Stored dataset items
......

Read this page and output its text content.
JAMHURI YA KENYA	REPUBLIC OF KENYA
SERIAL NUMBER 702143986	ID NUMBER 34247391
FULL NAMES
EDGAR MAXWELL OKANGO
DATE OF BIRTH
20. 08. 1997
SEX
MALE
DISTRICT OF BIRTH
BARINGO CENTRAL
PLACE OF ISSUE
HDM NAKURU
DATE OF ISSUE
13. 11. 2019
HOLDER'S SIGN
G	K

......

> What the task asks: The records above must be output exactly, in full.

> Exercise solution:
Read this page and output its text content.
JAMHURI YA KENYA	REPUBLIC OF KENYA
SERIAL NUMBER 702143986	ID NUMBER 34247391
FULL NAMES
EDGAR MAXWELL OKANGO
DATE OF BIRTH
20. 08. 1997
SEX
MALE
DISTRICT OF BIRTH
BARINGO CENTRAL
PLACE OF ISSUE
HDM NAKURU
DATE OF ISSUE
13. 11. 2019
HOLDER'S SIGN
G	K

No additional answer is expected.